[Exercise requirements]:
Pick out all lines of the entries that include the word "daily" and copy them.

[Dataset excerpts]:
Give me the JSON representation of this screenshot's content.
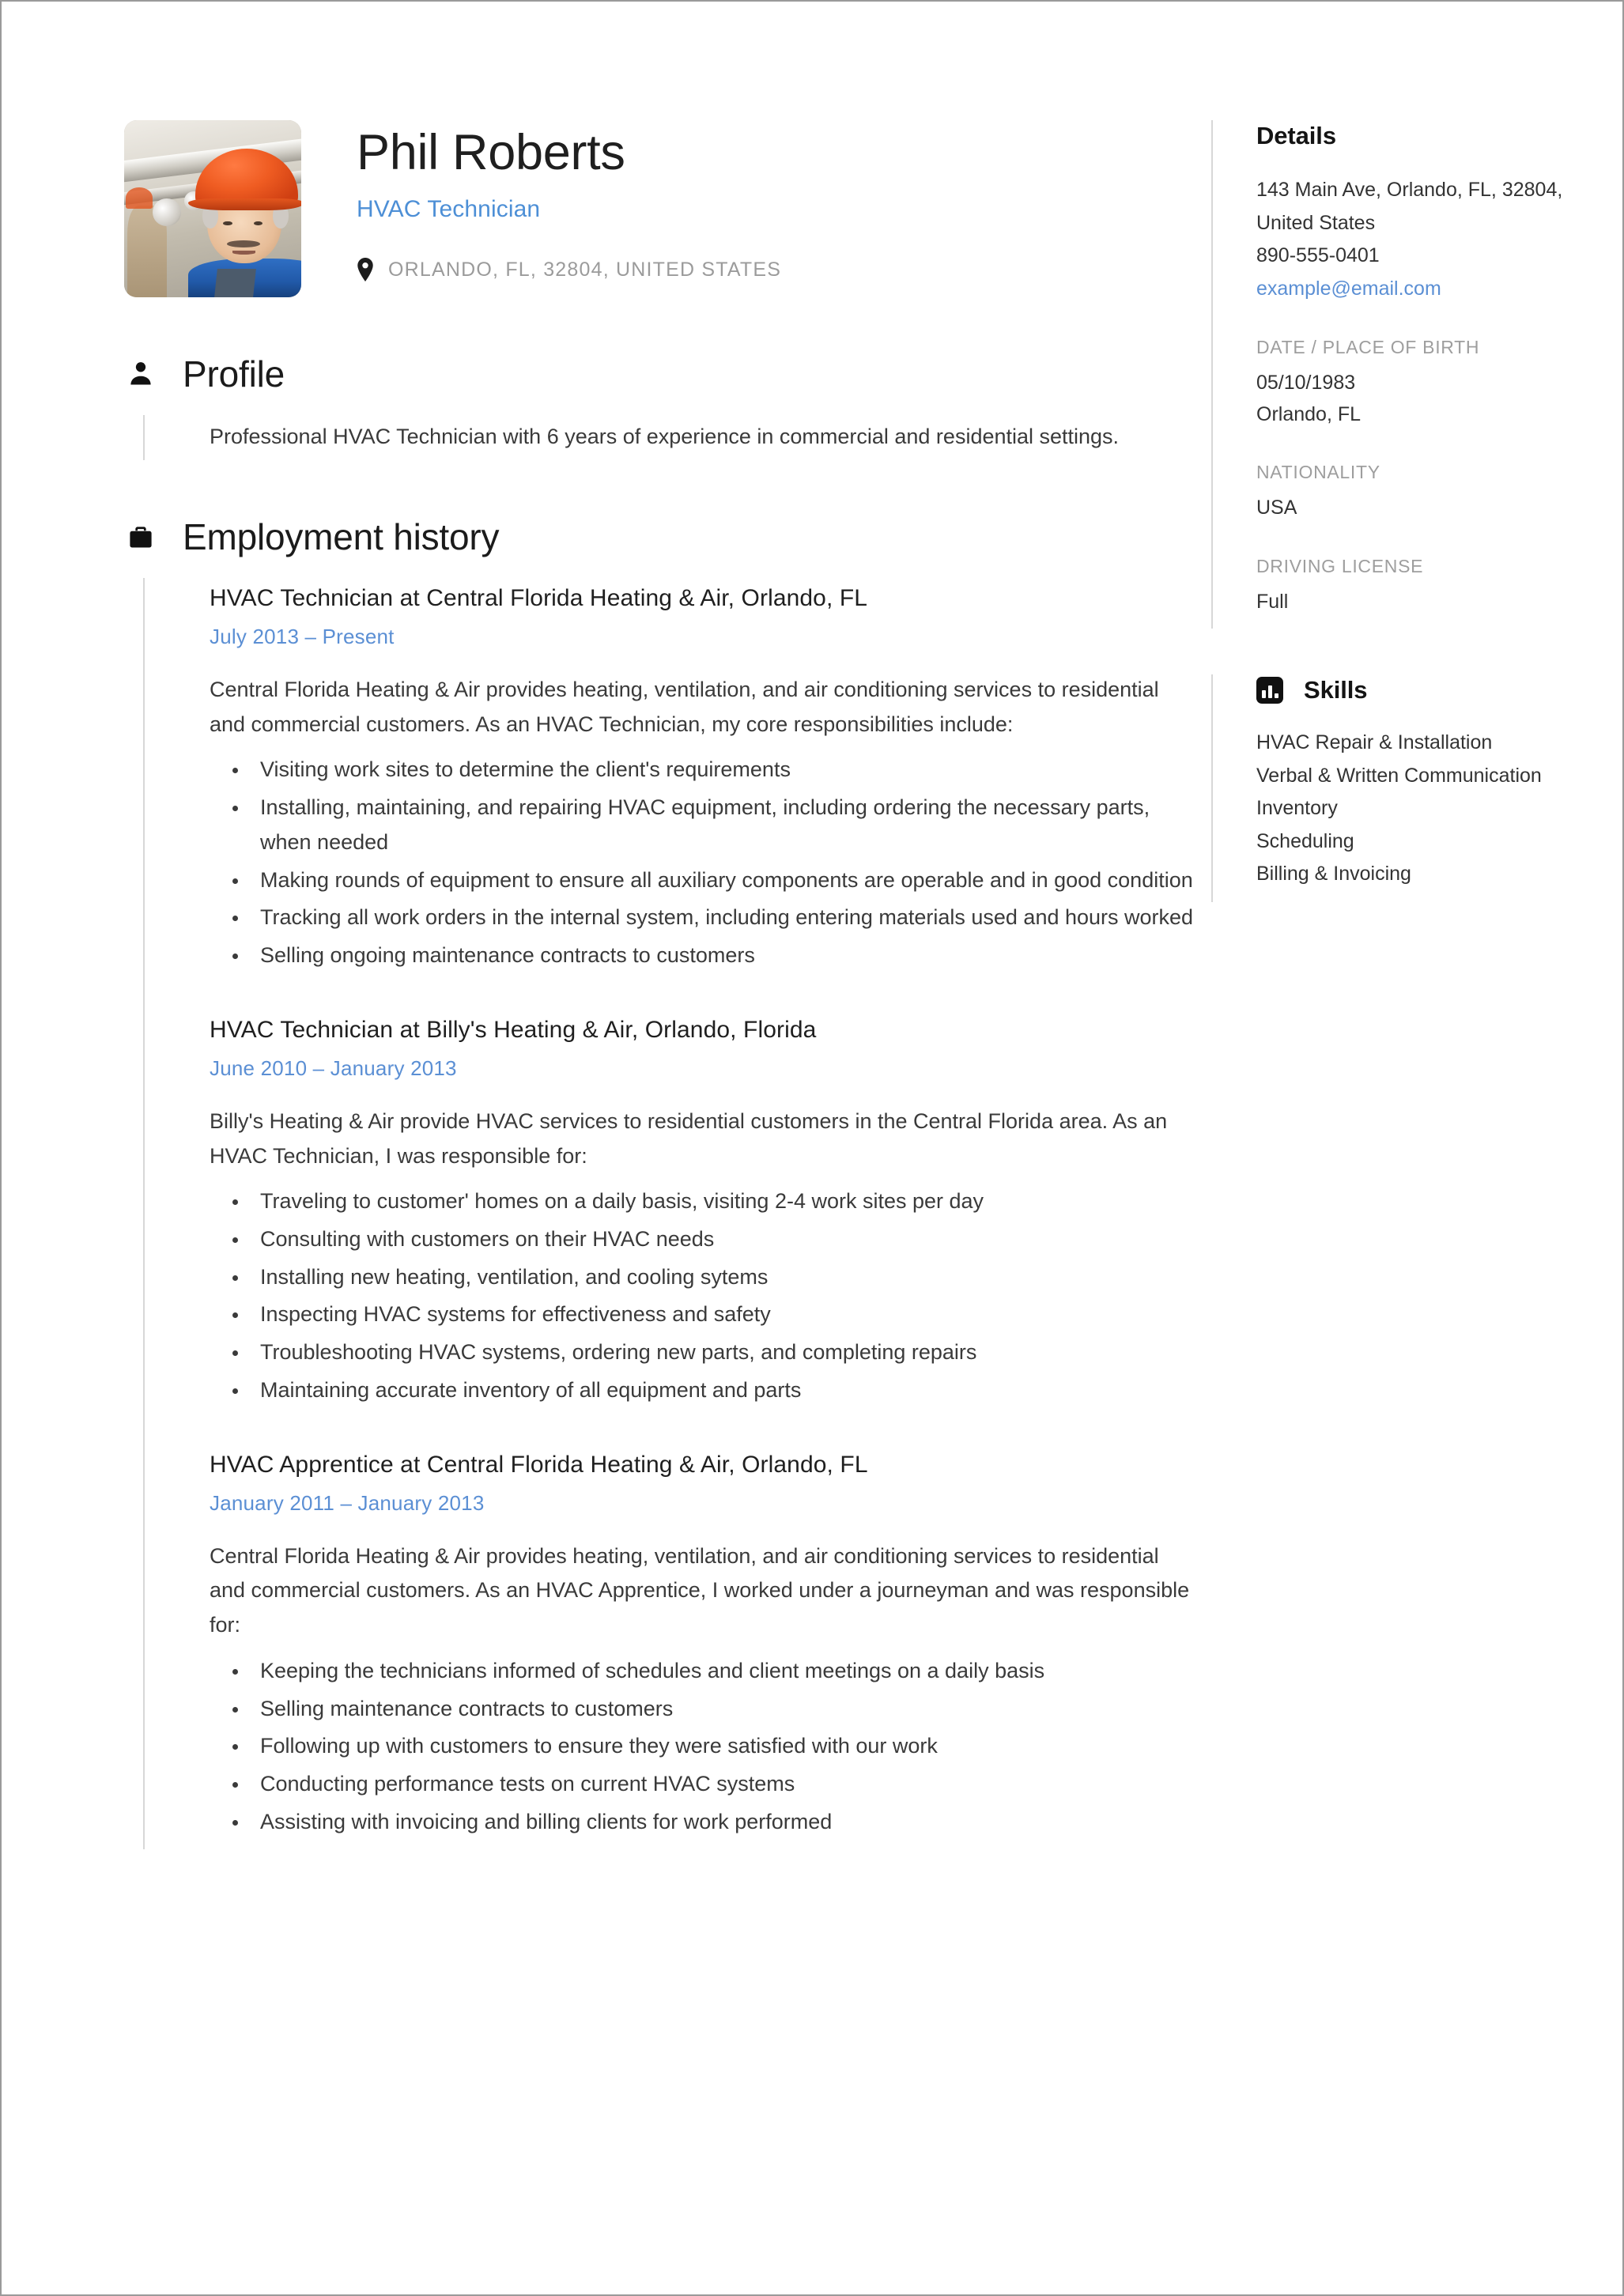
{
  "header": {
    "name": "Phil Roberts",
    "job_title": "HVAC Technician",
    "location": "ORLANDO, FL, 32804, UNITED STATES",
    "photo_alt": "profile-photo"
  },
  "profile": {
    "section_title": "Profile",
    "icon": "person-icon",
    "text": "Professional HVAC Technician with 6 years of experience in commercial and residential settings."
  },
  "employment": {
    "section_title": "Employment history",
    "icon": "briefcase-icon",
    "jobs": [
      {
        "title": "HVAC Technician at Central Florida Heating & Air, Orlando, FL",
        "dates": "July 2013  –  Present",
        "description": "Central Florida Heating & Air provides heating, ventilation, and air conditioning services to residential and commercial customers. As an HVAC Technician, my core responsibilities include:",
        "bullets": [
          "Visiting work sites to determine the client's requirements",
          "Installing, maintaining, and repairing HVAC equipment, including ordering the necessary parts, when needed",
          "Making rounds of equipment to ensure all auxiliary components are operable and in good condition",
          "Tracking all work orders in the internal system, including entering materials used and hours worked",
          "Selling ongoing maintenance contracts to customers"
        ]
      },
      {
        "title": "HVAC Technician at Billy's Heating & Air, Orlando, Florida",
        "dates": "June 2010  –  January 2013",
        "description": "Billy's Heating & Air provide HVAC services to residential customers in the Central Florida area. As an HVAC Technician, I was responsible for:",
        "bullets": [
          "Traveling to customer' homes on a daily basis, visiting 2-4 work sites per day",
          "Consulting with customers on their HVAC needs",
          "Installing new heating, ventilation, and cooling sytems",
          "Inspecting HVAC systems for effectiveness and safety",
          "Troubleshooting HVAC systems, ordering new parts, and completing repairs",
          "Maintaining accurate inventory of all equipment and parts"
        ]
      },
      {
        "title": "HVAC Apprentice at Central Florida Heating & Air, Orlando, FL",
        "dates": "January 2011  –  January 2013",
        "description": "Central Florida Heating & Air provides heating, ventilation, and air conditioning services to residential and commercial customers. As an HVAC Apprentice, I worked under a journeyman and was responsible for:",
        "bullets": [
          "Keeping the technicians informed of schedules and client meetings on a daily basis",
          "Selling maintenance contracts to customers",
          "Following up with customers to ensure they were satisfied with our work",
          "Conducting performance tests on current HVAC systems",
          "Assisting with invoicing and billing clients for work performed"
        ]
      }
    ]
  },
  "details": {
    "section_title": "Details",
    "address": "143 Main Ave, Orlando, FL, 32804, United States",
    "phone": "890-555-0401",
    "email": "example@email.com",
    "dob_label": "DATE / PLACE OF BIRTH",
    "dob_value": "05/10/1983",
    "birth_place": "Orlando, FL",
    "nationality_label": "NATIONALITY",
    "nationality_value": "USA",
    "license_label": "DRIVING LICENSE",
    "license_value": "Full"
  },
  "skills": {
    "section_title": "Skills",
    "icon": "bar-chart-icon",
    "items": [
      "HVAC Repair & Installation",
      "Verbal & Written Communication",
      "Inventory",
      "Scheduling",
      "Billing & Invoicing"
    ]
  },
  "colors": {
    "accent_blue": "#5b8fd4",
    "link_blue": "#4d8fd6",
    "muted_gray": "#9e9e9e",
    "rule_gray": "#d7d7d7",
    "text": "#3a3a3a"
  }
}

[Response]:
          "Traveling to customer' homes on a daily basis, visiting 2-4 work sites per day",
          "Keeping the technicians informed of schedules and client meetings on a daily basis",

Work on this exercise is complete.